#### Source records

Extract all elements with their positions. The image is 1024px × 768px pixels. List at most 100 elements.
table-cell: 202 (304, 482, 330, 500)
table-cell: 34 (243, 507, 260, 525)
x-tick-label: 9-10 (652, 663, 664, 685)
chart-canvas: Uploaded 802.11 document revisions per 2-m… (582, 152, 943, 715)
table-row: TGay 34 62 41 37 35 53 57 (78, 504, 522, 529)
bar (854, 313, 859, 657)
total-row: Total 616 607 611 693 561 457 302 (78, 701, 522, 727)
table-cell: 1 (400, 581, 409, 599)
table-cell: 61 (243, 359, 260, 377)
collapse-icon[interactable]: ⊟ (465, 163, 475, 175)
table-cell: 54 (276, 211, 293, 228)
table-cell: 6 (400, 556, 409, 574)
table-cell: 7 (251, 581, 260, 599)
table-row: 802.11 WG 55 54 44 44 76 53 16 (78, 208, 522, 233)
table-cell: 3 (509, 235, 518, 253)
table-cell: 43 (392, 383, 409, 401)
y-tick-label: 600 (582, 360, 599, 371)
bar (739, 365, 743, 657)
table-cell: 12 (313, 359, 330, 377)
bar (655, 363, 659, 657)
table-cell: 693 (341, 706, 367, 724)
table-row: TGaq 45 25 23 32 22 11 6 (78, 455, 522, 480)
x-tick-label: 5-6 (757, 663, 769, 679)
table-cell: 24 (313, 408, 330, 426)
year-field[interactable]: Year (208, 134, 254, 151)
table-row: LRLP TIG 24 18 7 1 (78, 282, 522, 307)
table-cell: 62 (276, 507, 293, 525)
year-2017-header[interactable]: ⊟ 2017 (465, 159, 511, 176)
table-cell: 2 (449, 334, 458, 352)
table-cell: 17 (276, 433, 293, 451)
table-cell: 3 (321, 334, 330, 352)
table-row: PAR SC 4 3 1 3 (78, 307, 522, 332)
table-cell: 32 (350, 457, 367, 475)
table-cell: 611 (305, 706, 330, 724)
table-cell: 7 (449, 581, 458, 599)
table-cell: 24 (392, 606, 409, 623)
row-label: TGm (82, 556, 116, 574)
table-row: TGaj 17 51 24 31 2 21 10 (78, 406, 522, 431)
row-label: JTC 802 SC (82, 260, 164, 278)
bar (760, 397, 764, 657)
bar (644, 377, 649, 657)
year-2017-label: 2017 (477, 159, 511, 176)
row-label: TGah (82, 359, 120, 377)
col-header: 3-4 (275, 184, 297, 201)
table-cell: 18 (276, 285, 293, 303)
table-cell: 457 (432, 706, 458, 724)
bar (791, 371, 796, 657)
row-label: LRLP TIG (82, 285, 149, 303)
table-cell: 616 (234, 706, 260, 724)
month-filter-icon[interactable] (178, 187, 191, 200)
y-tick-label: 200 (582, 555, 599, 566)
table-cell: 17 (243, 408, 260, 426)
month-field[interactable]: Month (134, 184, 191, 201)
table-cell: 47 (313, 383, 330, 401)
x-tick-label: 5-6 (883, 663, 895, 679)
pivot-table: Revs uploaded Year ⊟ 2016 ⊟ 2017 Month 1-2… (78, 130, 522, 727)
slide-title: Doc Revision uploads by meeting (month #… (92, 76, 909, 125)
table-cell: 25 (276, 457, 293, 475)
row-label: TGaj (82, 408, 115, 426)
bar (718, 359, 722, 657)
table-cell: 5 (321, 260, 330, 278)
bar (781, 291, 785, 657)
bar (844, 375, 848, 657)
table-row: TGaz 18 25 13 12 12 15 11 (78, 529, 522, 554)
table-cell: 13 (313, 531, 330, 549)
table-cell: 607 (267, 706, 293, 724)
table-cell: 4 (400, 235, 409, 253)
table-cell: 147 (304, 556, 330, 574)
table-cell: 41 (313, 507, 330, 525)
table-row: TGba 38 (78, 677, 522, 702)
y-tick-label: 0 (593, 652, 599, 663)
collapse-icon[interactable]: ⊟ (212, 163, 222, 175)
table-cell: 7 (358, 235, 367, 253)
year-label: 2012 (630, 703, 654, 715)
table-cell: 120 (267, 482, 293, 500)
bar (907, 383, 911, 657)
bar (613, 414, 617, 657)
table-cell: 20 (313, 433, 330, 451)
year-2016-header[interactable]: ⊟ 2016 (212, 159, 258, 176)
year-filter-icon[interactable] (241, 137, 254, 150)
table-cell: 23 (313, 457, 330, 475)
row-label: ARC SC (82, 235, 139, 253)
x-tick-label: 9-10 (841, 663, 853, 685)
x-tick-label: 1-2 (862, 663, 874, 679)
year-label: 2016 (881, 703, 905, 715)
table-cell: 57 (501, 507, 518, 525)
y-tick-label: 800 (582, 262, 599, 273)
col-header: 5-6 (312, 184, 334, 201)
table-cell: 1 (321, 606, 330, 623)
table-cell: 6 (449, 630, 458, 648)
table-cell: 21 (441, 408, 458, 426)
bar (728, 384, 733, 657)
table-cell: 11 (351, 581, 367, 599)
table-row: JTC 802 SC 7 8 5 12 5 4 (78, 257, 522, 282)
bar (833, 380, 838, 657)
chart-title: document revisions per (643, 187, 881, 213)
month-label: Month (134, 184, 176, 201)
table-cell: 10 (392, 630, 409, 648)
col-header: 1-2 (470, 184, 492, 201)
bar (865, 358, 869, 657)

########

* [Exercise goal]: Rewrite all the rows above, changing every "row-label" to "row-header" and leaving everything else as it is.

* [Answer for this exercise]:
Extract all elements with their positions. The image is 1024px × 768px pixels. List at most 100 elements.
table-cell: 202 (304, 482, 330, 500)
table-cell: 34 (243, 507, 260, 525)
x-tick-label: 9-10 (652, 663, 664, 685)
chart-canvas: Uploaded 802.11 document revisions per 2-m… (582, 152, 943, 715)
table-row: TGay 34 62 41 37 35 53 57 (78, 504, 522, 529)
bar (854, 313, 859, 657)
total-row: Total 616 607 611 693 561 457 302 (78, 701, 522, 727)
table-cell: 1 (400, 581, 409, 599)
table-cell: 61 (243, 359, 260, 377)
collapse-icon[interactable]: ⊟ (465, 163, 475, 175)
table-cell: 54 (276, 211, 293, 228)
table-cell: 6 (400, 556, 409, 574)
table-cell: 7 (251, 581, 260, 599)
table-row: 802.11 WG 55 54 44 44 76 53 16 (78, 208, 522, 233)
table-cell: 3 (509, 235, 518, 253)
table-cell: 43 (392, 383, 409, 401)
y-tick-label: 600 (582, 360, 599, 371)
bar (739, 365, 743, 657)
table-cell: 12 (313, 359, 330, 377)
bar (655, 363, 659, 657)
table-cell: 693 (341, 706, 367, 724)
table-row: TGaq 45 25 23 32 22 11 6 (78, 455, 522, 480)
x-tick-label: 5-6 (757, 663, 769, 679)
table-cell: 24 (313, 408, 330, 426)
year-field[interactable]: Year (208, 134, 254, 151)
table-row: LRLP TIG 24 18 7 1 (78, 282, 522, 307)
table-cell: 62 (276, 507, 293, 525)
year-2017-header[interactable]: ⊟ 2017 (465, 159, 511, 176)
table-cell: 2 (449, 334, 458, 352)
table-cell: 17 (276, 433, 293, 451)
table-cell: 3 (321, 334, 330, 352)
table-row: PAR SC 4 3 1 3 (78, 307, 522, 332)
table-cell: 32 (350, 457, 367, 475)
table-cell: 611 (305, 706, 330, 724)
table-cell: 7 (449, 581, 458, 599)
table-cell: 24 (392, 606, 409, 623)
row-header: TGm (82, 556, 116, 574)
table-row: TGaj 17 51 24 31 2 21 10 (78, 406, 522, 431)
row-header: JTC 802 SC (82, 260, 164, 278)
bar (760, 397, 764, 657)
bar (644, 377, 649, 657)
year-2017-label: 2017 (477, 159, 511, 176)
row-header: TGah (82, 359, 120, 377)
col-header: 3-4 (275, 184, 297, 201)
table-cell: 18 (276, 285, 293, 303)
table-cell: 457 (432, 706, 458, 724)
bar (791, 371, 796, 657)
row-header: LRLP TIG (82, 285, 149, 303)
table-cell: 616 (234, 706, 260, 724)
month-filter-icon[interactable] (178, 187, 191, 200)
y-tick-label: 200 (582, 555, 599, 566)
table-cell: 17 (243, 408, 260, 426)
month-field[interactable]: Month (134, 184, 191, 201)
table-cell: 47 (313, 383, 330, 401)
x-tick-label: 5-6 (883, 663, 895, 679)
pivot-table: Revs uploaded Year ⊟ 2016 ⊟ 2017 Month 1-2… (78, 130, 522, 727)
slide-title: Doc Revision uploads by meeting (month #… (92, 76, 909, 125)
table-cell: 25 (276, 457, 293, 475)
row-header: TGaj (82, 408, 115, 426)
bar (718, 359, 722, 657)
table-cell: 5 (321, 260, 330, 278)
bar (781, 291, 785, 657)
bar (844, 375, 848, 657)
table-row: TGaz 18 25 13 12 12 15 11 (78, 529, 522, 554)
table-cell: 13 (313, 531, 330, 549)
table-cell: 607 (267, 706, 293, 724)
table-cell: 4 (400, 235, 409, 253)
table-cell: 147 (304, 556, 330, 574)
table-cell: 41 (313, 507, 330, 525)
table-row: TGba 38 (78, 677, 522, 702)
y-tick-label: 0 (593, 652, 599, 663)
collapse-icon[interactable]: ⊟ (212, 163, 222, 175)
table-cell: 7 (358, 235, 367, 253)
year-label: 2012 (630, 703, 654, 715)
table-cell: 120 (267, 482, 293, 500)
bar (907, 383, 911, 657)
bar (613, 414, 617, 657)
table-cell: 20 (313, 433, 330, 451)
year-2016-header[interactable]: ⊟ 2016 (212, 159, 258, 176)
year-filter-icon[interactable] (241, 137, 254, 150)
table-cell: 23 (313, 457, 330, 475)
row-header: ARC SC (82, 235, 139, 253)
x-tick-label: 9-10 (841, 663, 853, 685)
x-tick-label: 1-2 (862, 663, 874, 679)
year-label: 2016 (881, 703, 905, 715)
table-cell: 57 (501, 507, 518, 525)
y-tick-label: 800 (582, 262, 599, 273)
col-header: 5-6 (312, 184, 334, 201)
table-cell: 1 (321, 606, 330, 623)
table-cell: 6 (449, 630, 458, 648)
table-cell: 21 (441, 408, 458, 426)
bar (728, 384, 733, 657)
table-cell: 11 (351, 581, 367, 599)
table-row: JTC 802 SC 7 8 5 12 5 4 (78, 257, 522, 282)
bar (833, 380, 838, 657)
chart-title: document revisions per (643, 187, 881, 213)
month-label: Month (134, 184, 176, 201)
table-cell: 10 (392, 630, 409, 648)
col-header: 1-2 (470, 184, 492, 201)
bar (865, 358, 869, 657)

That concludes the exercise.